Items from a data source:
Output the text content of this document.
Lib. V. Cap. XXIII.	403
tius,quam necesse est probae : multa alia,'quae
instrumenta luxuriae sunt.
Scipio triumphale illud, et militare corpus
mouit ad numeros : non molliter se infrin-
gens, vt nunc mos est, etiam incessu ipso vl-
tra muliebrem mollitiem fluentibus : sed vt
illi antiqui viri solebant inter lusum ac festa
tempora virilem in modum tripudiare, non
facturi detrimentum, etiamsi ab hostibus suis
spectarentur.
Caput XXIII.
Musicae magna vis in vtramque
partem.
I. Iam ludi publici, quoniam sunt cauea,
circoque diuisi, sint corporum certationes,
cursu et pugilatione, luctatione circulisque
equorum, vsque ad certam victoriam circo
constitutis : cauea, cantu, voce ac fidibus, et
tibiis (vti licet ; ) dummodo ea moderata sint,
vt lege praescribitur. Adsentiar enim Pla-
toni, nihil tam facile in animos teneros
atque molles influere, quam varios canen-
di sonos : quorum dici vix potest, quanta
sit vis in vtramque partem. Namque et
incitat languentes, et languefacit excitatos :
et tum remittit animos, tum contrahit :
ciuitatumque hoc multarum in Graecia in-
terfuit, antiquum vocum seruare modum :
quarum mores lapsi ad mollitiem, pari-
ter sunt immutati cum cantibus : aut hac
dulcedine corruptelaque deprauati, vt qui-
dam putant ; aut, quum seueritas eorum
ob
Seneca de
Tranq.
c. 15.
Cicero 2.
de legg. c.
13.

---

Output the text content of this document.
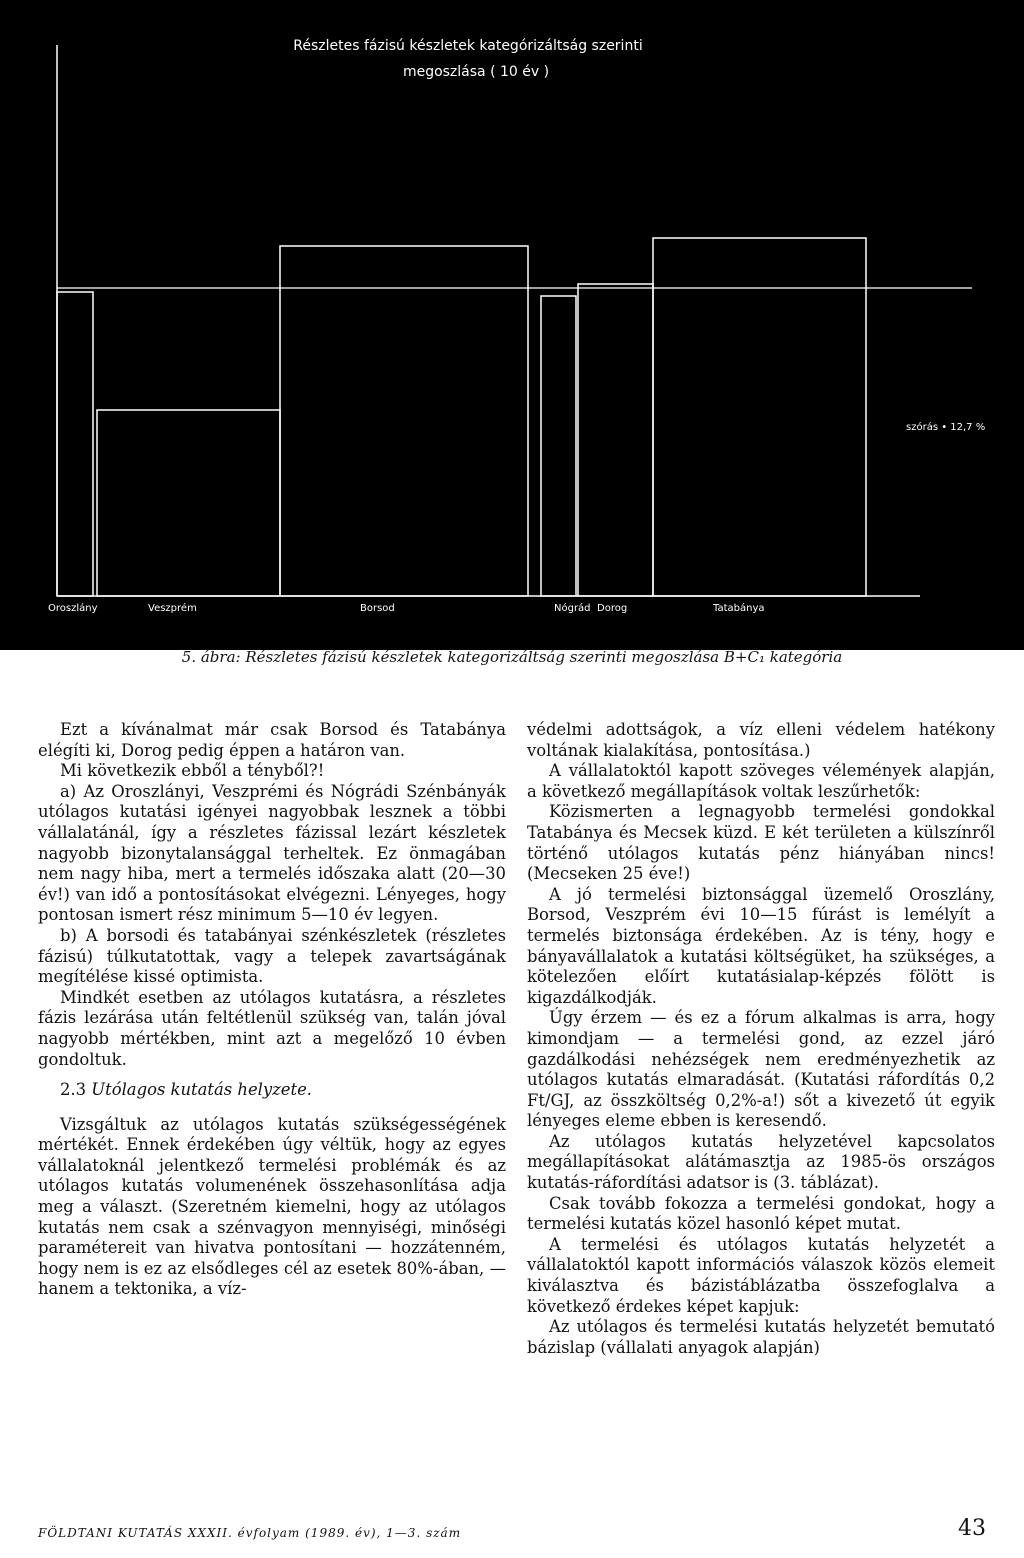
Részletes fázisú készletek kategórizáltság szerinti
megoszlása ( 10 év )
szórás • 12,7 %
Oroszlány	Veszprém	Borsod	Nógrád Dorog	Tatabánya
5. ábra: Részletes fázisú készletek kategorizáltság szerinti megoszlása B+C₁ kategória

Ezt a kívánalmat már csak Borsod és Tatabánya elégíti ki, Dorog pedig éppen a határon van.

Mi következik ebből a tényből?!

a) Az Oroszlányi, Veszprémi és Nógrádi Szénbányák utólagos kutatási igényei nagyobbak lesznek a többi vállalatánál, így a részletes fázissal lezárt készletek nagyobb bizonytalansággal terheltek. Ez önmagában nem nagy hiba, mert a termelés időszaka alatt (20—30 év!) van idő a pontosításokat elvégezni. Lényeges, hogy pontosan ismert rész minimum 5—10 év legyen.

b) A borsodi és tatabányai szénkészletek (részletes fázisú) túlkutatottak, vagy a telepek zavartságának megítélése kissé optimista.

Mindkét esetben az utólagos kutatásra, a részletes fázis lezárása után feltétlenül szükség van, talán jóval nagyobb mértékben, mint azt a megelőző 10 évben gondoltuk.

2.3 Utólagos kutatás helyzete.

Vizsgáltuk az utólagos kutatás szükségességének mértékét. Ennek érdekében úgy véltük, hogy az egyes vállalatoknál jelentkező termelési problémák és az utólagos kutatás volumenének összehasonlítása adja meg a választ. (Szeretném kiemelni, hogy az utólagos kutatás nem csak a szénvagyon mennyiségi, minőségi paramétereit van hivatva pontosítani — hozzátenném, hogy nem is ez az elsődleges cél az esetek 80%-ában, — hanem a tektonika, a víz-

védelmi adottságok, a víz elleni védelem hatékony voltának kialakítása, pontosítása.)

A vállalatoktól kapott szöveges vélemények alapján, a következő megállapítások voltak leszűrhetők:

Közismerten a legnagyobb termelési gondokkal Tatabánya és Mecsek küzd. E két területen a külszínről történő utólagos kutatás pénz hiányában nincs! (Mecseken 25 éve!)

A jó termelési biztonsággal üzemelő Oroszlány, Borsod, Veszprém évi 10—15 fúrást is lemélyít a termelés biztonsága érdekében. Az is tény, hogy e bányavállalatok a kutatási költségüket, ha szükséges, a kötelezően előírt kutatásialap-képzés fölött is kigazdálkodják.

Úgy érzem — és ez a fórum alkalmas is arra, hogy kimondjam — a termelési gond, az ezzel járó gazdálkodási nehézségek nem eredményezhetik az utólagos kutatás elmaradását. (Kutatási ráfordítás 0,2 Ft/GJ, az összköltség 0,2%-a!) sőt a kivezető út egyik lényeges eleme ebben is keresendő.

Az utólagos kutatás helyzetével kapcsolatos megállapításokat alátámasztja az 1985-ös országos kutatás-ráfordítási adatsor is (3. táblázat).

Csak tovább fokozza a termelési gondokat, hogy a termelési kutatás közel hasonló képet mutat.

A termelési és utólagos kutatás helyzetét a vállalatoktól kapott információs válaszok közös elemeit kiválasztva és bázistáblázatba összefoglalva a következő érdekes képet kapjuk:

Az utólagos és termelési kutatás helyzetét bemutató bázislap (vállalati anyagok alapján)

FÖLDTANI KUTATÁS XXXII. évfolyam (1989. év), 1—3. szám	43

...

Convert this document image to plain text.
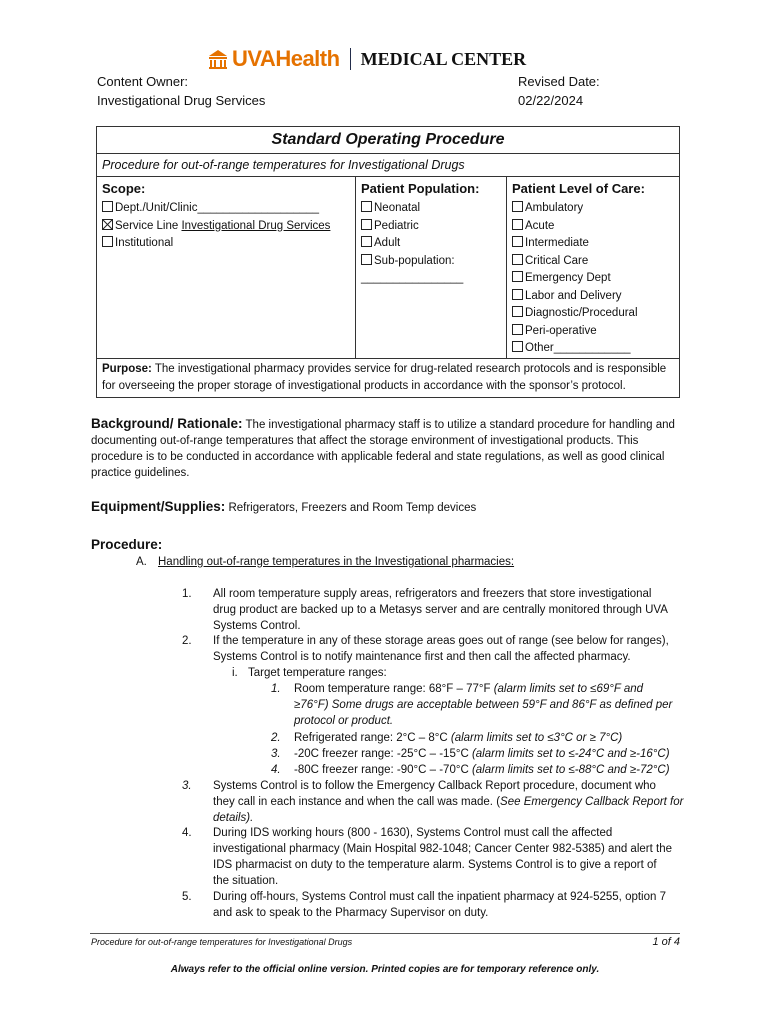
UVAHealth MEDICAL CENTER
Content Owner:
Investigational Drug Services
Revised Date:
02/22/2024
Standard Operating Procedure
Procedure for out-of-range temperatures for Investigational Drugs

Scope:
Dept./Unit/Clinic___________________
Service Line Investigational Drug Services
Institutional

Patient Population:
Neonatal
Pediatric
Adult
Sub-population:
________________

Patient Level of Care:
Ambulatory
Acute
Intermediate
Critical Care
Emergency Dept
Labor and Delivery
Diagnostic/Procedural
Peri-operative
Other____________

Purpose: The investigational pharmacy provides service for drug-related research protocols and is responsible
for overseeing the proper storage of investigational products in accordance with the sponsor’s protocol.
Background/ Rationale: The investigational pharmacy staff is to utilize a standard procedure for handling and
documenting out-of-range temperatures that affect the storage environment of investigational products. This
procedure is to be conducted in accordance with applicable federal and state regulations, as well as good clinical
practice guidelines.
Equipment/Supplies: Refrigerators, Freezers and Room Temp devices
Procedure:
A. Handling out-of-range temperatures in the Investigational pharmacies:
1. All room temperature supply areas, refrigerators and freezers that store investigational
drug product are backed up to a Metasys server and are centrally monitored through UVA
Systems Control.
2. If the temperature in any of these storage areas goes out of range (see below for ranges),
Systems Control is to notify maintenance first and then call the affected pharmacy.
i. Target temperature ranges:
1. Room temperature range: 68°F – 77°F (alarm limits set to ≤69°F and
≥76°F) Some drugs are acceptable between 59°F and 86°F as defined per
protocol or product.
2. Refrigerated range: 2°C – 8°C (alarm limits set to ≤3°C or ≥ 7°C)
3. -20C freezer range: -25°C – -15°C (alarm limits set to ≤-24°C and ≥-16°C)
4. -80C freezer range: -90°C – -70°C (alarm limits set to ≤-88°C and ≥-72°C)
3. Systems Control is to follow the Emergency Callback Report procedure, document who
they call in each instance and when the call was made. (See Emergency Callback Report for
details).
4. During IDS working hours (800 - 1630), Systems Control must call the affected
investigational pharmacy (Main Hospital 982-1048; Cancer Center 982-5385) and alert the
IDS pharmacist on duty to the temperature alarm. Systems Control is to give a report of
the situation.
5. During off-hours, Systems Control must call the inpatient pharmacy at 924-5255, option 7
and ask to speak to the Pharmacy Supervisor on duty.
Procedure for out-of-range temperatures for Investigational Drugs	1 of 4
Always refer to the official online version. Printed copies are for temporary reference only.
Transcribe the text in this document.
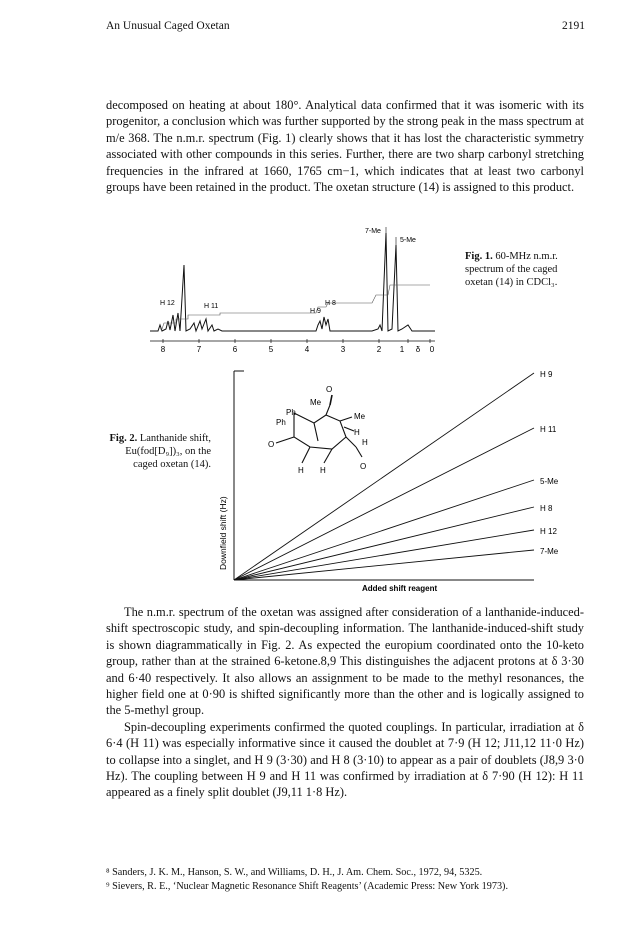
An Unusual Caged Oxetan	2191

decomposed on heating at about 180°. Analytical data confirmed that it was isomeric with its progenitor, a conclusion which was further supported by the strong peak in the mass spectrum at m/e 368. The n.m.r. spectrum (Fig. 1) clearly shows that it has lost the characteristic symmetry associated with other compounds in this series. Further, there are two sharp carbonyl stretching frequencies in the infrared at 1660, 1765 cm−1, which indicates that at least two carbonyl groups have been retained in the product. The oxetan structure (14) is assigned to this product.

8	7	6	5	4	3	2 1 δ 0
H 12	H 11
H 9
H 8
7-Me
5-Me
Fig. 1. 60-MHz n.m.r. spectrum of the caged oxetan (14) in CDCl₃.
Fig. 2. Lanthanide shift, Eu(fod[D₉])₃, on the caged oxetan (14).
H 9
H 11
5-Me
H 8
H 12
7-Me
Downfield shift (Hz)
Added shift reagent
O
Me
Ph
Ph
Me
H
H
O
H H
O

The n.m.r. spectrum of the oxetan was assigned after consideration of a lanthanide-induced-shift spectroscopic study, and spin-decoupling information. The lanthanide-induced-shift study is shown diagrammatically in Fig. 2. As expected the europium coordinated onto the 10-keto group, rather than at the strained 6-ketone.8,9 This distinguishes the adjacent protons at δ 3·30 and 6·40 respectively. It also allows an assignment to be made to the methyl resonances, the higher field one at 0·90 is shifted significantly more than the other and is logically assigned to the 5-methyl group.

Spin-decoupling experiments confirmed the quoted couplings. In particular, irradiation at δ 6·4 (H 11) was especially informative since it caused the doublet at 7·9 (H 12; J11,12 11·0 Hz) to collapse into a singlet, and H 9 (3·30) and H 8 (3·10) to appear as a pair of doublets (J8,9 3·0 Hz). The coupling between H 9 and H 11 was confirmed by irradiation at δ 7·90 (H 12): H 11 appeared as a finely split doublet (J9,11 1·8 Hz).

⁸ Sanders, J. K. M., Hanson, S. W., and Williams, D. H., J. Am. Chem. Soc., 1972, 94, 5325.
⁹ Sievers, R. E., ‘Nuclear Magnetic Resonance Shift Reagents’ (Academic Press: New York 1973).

## REQUEST:
Which lines include the word "assigned"? List them all.

## WORKED SOLUTION:
decomposed on heating at about 180°. Analytical data confirmed that it was isomeric with its progenitor, a conclusion which was further supported by the strong peak in the mass spectrum at m/e 368. The n.m.r. spectrum (Fig. 1) clearly shows that it has lost the characteristic symmetry associated with other compounds in this series. Further, there are two sharp carbonyl stretching frequencies in the infrared at 1660, 1765 cm−1, which indicates that at least two carbonyl groups have been retained in the product. The oxetan structure (14) is assigned to this product.
The n.m.r. spectrum of the oxetan was assigned after consideration of a lanthanide-induced-shift spectroscopic study, and spin-decoupling information. The lanthanide-induced-shift study is shown diagrammatically in Fig. 2. As expected the europium coordinated onto the 10-keto group, rather than at the strained 6-ketone.8,9 This distinguishes the adjacent protons at δ 3·30 and 6·40 respectively. It also allows an assignment to be made to the methyl resonances, the higher field one at 0·90 is shifted significantly more than the other and is logically assigned to the 5-methyl group.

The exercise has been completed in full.